**TRAVAIL À FAIRE:** Reprenez le texte sur l'Église face à l'usure et poursuivez-le à partir de sa dernière phrase.

**TEXTE DE LA PAGE:**

+ + + + + + +

L'histoire de l'Église nous montre que c'est possible. Alors que les papes et les évêques rédigeaient des bulles et des documents contre l'usure, les évêques et les charismes créaient des institutions financières contre l'usure, des Monts de Piété aux Monts Frumentaires, des Banques rurales aux Banques coopératives. Ils ne se sont pas contentés de critiquer les mauvaises institutions, ni d'en attendre des puissants : ils ont mis en œuvre d'autres services. Coopérateurs, syndicalistes, citoyens, ils ont traduit les mots des documents en créant des banques, des coopératives, des institutions contre l’usure.

+ + + + + + +

**ENTRÉES:**
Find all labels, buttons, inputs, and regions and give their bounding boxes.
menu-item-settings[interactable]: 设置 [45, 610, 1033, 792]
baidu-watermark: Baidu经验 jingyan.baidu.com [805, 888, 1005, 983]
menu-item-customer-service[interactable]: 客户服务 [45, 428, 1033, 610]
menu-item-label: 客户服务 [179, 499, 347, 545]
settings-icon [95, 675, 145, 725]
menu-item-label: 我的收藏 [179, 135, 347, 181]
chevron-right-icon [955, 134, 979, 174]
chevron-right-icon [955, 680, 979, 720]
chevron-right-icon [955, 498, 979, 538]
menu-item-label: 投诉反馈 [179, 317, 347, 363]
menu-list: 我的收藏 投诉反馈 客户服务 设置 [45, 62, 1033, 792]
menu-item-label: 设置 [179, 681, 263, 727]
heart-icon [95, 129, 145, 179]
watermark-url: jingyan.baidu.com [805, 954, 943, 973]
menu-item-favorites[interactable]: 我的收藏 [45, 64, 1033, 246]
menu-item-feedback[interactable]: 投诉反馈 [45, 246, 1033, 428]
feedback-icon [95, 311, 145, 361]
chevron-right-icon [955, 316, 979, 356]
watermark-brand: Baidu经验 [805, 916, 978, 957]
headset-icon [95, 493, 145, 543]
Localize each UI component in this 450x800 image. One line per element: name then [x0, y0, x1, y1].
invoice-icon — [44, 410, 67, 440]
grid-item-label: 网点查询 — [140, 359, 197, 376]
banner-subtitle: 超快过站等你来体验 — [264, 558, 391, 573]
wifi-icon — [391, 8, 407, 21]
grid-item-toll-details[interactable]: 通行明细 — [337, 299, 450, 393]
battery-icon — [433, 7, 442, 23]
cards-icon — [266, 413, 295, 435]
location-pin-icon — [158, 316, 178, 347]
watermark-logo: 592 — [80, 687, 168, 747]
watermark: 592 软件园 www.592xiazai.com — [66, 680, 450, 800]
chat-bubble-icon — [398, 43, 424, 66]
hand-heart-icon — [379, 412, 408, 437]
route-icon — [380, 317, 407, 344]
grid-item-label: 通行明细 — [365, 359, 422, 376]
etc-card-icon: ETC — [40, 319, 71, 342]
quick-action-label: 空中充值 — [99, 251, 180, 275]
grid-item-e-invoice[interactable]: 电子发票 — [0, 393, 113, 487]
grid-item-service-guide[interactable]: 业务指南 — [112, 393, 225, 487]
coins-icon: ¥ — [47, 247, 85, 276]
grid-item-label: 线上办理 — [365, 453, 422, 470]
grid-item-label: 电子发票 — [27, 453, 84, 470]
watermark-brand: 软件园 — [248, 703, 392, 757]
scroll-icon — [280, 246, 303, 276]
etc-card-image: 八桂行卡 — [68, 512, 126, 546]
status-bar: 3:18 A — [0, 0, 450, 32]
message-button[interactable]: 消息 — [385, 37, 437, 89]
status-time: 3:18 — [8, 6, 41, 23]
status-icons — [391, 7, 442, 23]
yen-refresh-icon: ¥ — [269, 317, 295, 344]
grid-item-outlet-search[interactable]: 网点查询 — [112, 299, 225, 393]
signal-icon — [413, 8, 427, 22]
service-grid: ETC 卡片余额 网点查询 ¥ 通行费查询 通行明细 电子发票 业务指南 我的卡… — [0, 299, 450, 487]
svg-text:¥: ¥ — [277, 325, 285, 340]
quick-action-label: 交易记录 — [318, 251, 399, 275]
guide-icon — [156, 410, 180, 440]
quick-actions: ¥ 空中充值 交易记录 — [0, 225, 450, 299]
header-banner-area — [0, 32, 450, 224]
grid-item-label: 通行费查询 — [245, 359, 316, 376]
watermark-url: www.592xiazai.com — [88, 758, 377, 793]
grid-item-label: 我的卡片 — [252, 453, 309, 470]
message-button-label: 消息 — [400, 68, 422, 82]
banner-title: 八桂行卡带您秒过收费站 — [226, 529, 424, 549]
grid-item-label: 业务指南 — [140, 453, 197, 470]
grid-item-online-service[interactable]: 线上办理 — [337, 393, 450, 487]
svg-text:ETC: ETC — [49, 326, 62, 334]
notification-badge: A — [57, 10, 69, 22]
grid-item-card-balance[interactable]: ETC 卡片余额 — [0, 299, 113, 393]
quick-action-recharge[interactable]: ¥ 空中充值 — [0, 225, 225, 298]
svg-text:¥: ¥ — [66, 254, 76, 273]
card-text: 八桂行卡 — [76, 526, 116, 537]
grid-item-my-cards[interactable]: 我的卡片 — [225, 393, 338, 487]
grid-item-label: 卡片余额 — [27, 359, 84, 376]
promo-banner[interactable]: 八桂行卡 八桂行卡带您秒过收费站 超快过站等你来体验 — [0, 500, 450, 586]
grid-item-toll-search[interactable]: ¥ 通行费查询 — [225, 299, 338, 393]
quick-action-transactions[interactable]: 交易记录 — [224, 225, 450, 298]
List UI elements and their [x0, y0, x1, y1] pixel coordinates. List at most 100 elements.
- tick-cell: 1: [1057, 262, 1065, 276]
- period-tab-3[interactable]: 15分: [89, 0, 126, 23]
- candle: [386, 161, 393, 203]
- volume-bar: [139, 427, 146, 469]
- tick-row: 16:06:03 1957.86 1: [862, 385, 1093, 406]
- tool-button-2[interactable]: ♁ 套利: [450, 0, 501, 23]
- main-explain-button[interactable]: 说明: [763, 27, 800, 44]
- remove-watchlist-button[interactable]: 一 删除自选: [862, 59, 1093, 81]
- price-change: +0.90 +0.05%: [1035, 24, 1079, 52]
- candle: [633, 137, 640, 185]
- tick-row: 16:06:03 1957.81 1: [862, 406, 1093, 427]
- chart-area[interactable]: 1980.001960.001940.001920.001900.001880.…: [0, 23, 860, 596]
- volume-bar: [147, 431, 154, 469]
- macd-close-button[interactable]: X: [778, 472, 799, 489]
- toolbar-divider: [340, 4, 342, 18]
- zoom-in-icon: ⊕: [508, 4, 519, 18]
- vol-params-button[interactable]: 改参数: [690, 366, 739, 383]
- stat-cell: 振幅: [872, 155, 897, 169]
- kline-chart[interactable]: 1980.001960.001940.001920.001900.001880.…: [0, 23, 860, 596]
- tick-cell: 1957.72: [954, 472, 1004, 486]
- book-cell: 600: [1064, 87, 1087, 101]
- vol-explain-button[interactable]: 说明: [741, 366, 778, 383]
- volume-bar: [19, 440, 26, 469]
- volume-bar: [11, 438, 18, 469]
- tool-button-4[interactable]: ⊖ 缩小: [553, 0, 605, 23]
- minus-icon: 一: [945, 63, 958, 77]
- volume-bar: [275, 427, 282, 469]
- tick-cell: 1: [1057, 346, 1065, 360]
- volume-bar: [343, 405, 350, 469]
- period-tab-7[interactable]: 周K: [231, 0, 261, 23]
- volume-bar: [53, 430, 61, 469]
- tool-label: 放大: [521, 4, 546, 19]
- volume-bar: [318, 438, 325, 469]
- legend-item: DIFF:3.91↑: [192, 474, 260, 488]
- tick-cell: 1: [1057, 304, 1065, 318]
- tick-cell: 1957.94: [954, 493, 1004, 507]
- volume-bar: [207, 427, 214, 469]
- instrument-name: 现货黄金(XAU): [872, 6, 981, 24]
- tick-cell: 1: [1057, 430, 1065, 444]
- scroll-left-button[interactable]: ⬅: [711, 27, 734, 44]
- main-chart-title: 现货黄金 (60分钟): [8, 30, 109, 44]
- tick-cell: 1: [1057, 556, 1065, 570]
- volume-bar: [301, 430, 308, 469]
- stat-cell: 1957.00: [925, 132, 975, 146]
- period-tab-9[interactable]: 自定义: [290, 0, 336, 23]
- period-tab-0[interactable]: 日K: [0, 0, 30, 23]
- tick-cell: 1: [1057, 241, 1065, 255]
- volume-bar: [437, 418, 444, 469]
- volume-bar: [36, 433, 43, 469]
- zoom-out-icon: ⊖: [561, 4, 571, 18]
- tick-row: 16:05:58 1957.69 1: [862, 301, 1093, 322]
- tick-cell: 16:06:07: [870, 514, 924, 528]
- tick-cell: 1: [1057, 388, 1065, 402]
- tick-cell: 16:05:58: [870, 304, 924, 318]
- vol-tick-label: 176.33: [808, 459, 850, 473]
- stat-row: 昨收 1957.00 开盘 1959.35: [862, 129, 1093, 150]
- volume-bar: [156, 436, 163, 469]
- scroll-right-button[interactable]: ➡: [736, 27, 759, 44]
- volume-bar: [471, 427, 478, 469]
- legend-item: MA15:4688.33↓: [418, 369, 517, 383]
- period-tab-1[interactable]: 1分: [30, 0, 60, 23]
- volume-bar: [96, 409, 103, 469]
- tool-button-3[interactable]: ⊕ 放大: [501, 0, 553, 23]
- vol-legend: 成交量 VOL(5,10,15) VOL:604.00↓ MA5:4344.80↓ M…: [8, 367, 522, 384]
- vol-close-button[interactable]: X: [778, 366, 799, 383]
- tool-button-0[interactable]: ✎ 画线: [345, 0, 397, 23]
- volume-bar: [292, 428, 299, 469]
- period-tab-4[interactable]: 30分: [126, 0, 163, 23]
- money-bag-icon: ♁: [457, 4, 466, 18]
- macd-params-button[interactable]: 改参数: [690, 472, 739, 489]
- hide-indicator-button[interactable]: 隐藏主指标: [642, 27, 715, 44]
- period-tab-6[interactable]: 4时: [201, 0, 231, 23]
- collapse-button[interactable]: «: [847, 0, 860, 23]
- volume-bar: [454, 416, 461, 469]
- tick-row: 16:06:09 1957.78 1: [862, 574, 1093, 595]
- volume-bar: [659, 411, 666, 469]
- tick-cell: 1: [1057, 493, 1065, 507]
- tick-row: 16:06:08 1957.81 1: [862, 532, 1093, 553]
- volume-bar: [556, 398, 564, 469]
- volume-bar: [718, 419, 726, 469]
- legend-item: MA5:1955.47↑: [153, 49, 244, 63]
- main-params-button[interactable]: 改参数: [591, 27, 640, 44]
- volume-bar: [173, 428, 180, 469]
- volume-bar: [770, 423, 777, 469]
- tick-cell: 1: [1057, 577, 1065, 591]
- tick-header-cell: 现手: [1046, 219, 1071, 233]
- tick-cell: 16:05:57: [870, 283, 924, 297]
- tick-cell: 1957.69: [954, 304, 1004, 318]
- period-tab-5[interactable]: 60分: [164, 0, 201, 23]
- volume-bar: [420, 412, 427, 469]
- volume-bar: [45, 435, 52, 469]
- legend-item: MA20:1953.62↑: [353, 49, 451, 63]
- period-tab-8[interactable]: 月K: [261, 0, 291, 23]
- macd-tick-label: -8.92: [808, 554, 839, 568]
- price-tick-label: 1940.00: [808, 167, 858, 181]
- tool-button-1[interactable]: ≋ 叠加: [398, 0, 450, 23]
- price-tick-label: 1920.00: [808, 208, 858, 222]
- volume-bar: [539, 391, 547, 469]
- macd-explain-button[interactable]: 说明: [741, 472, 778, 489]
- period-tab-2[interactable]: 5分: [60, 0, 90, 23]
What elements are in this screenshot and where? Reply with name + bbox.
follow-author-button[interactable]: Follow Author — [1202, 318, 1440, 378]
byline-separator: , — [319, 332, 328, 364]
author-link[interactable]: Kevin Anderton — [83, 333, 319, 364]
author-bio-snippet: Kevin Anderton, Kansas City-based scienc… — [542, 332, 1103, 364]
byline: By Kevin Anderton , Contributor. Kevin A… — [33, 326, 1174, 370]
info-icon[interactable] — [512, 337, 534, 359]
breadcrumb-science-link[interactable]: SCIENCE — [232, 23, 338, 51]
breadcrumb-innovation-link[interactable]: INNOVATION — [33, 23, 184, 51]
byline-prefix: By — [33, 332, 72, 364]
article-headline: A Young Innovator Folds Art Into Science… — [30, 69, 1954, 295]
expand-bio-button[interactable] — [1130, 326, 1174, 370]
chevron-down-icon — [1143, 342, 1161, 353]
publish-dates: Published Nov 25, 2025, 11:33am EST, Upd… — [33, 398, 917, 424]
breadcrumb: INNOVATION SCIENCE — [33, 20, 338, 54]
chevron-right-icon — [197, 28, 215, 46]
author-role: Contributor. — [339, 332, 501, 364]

+ + + + + + +

**RÉSULTAT CI-DESSOUS:**
Enfin, l'usure de notre époque n'est pas seulement une affaire financière, elle ne concerne pas seulement les banques, les usuriers anciens et nouveaux. Nous nous trouvons à l'intérieur d'une culture de l'usure qui n'écoute pas le premier principe de toute civilisation anti-usure : « Vous ne pouvez pas profiter du temps futur, car c'est le temps des enfants, de la terre et des descendants. » Notre génération est une génération d'usuriers, car l'usurier spécule sur le temps de ses fils et de ses filles. La "dette écologique" dont parle le pape François est une dette d'usurier. Nous nous comportons comme Mazzarò, le protagoniste de la nouvelle La roba de Verga. Après avoir accumulé des objets toute sa vie, Mazzarò se rend compte un jour qu'il devra mourir et qu'il ne pourra pas les emporter avec lui. Désespéré, il se met à frapper un jeune garçon avec un bâton, "par jalousie" ; puis « il sortit dans la cour comme un fou, en titubant, et il tua ses canards et ses dindes avec des bâtons, en leur criant : "Venez là où je m’en vais !" » Nous avons construit une civilisation basée sur la marchandise, celle-ci a créé ses institutions pour multiplier les marchandises à l'infini. Le culte des objets ne connaît pas le don, encore moins la remise de dettes, il ne connaît que le discount, qui est tout le contraire du don pour les pauvres.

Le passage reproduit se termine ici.